■ Excerpt to read ■

===

When you arrive in Bhutan, you’ll instantly feel that it’s a land in which people show immense respect to each other and immense respect to customs. Simply asking permission of your subjects not only improves the quality and authenticity of your photos, but makes you feel like a more responsible and involved tourist.
Ask your guide about rules regarding where to take photographs. He or she will likely say that whenever your shoes have been removed (when entering a temple), photos are not permitted.
When approaching a subject you want to photograph, engage with that person a little bit and don’t be too uptight. Say, hello, how are you? Again, make sure they don’t mind their photo taken, and then close the shutter. Not a single person I asked refused to have their photo taken, and I must have asked dozens of times! Most people even posed for me!
Try out your camera’s continuous shooting mode, available on most smartphones and digital cameras. When shooting a moving subject such as an archer, it will take a burst of photos, allowing you to choose the one with the best emotion and expression. Often, my favourite photos of a subject are shot in continuous mode and taken after the person releases their pose.
Early in the morning and late afternoon are the best times to take photos. The lighting can be pretty harsh in between these times.

===

■ Written task 1 ■
In the records below, rewrite the lines between the one containing "table-row[interactable]: Chance for" and the one containing "table-row[interactable]: Young Adult", inclusive, replacing "setting-label" with "option-label" and leaving everything else unchanged. Give only those lines.

■ Data for processing ■
===

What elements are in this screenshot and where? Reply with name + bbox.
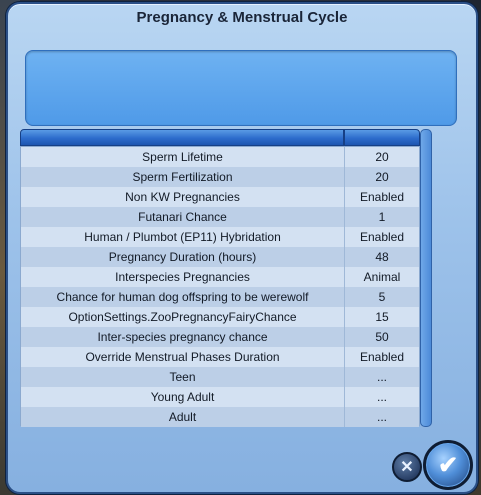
table-row[interactable]: Chance for human dog offspring to be wer…	[21, 287, 419, 307]
setting-label: Non KW Pregnancies	[21, 187, 345, 207]
table-body: Sperm Lifetime 20 Sperm Fertilization 20…	[20, 146, 420, 427]
description-panel	[25, 50, 457, 126]
setting-label: Chance for human dog offspring to be wer…	[21, 287, 345, 307]
table-row[interactable]: Young Adult ...	[21, 387, 419, 407]
setting-value: 20	[375, 170, 389, 184]
header-column-divider	[343, 130, 345, 145]
table-row[interactable]: Sperm Lifetime 20	[21, 147, 419, 167]
setting-label: OptionSettings.ZooPregnancyFairyChance	[21, 307, 345, 327]
scrollbar-track[interactable]	[420, 129, 432, 427]
setting-value: Animal	[363, 270, 401, 284]
setting-label: Interspecies Pregnancies	[21, 267, 345, 287]
table-row[interactable]: Teen ...	[21, 367, 419, 387]
setting-value: ...	[376, 370, 387, 384]
settings-table: Sperm Lifetime 20 Sperm Fertilization 20…	[20, 129, 420, 427]
table-row[interactable]: Adult ...	[21, 407, 419, 427]
table-row[interactable]: Human / Plumbot (EP11) Hybridation Enabl…	[21, 227, 419, 247]
setting-value: Enabled	[359, 230, 405, 244]
setting-label: Sperm Fertilization	[21, 167, 345, 187]
close-icon: ✕	[400, 459, 414, 476]
table-row[interactable]: Pregnancy Duration (hours) 48	[21, 247, 419, 267]
setting-label: Teen	[21, 367, 345, 387]
setting-label: Inter-species pregnancy chance	[21, 327, 345, 347]
setting-value: Enabled	[359, 190, 405, 204]
setting-value: 48	[375, 250, 389, 264]
setting-value: 50	[375, 330, 389, 344]
setting-value: 5	[378, 290, 386, 304]
close-button[interactable]: ✕	[392, 452, 422, 482]
setting-value: ...	[376, 410, 387, 424]
table-row[interactable]: Sperm Fertilization 20	[21, 167, 419, 187]
setting-label: Pregnancy Duration (hours)	[21, 247, 345, 267]
setting-label: Young Adult	[21, 387, 345, 407]
setting-label: Human / Plumbot (EP11) Hybridation	[21, 227, 345, 247]
setting-label: Futanari Chance	[21, 207, 345, 227]
table-row[interactable]: Override Menstrual Phases Duration Enabl…	[21, 347, 419, 367]
table-row[interactable]: Interspecies Pregnancies Animal	[21, 267, 419, 287]
setting-value: 1	[378, 210, 386, 224]
setting-value: Enabled	[359, 350, 405, 364]
table-row[interactable]: Inter-species pregnancy chance 50	[21, 327, 419, 347]
setting-value: 15	[375, 310, 389, 324]
dialog-title: Pregnancy & Menstrual Cycle	[136, 9, 348, 26]
checkmark-icon: ✔	[437, 451, 459, 479]
table-row[interactable]: Futanari Chance 1	[21, 207, 419, 227]
table-row[interactable]: Non KW Pregnancies Enabled	[21, 187, 419, 207]
confirm-button[interactable]: ✔	[423, 440, 473, 490]
setting-value: ...	[376, 390, 387, 404]
setting-label: Sperm Lifetime	[21, 147, 345, 167]
setting-value: 20	[375, 150, 389, 164]
setting-label: Adult	[21, 407, 345, 427]
setting-label: Override Menstrual Phases Duration	[21, 347, 345, 367]
table-header	[20, 129, 420, 146]
table-row[interactable]: OptionSettings.ZooPregnancyFairyChance 1…	[21, 307, 419, 327]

===

■ Written task 2 ■
Copy the Bhutan photography tips word for word, between "Try out your" and "between these times.", inclusive.

■ Worked answer 1 ■
table-row[interactable]: Chance for human dog offspring to be wer…	[21, 287, 419, 307]
option-label: Non KW Pregnancies	[21, 187, 345, 207]
table-body: Sperm Lifetime 20 Sperm Fertilization 20…	[20, 146, 420, 427]
description-panel	[25, 50, 457, 126]
option-label: Chance for human dog offspring to be wer…	[21, 287, 345, 307]
table-row[interactable]: Young Adult ...	[21, 387, 419, 407]

■ Worked answer 2 ■
Try out your camera’s continuous shooting mode, available on most smartphones and digital cameras. When shooting a moving subject such as an archer, it will take a burst of photos, allowing you to choose the one with the best emotion and expression. Often, my favourite photos of a subject are shot in continuous mode and taken after the person releases their pose.
Early in the morning and late afternoon are the best times to take photos. The lighting can be pretty harsh in between these times.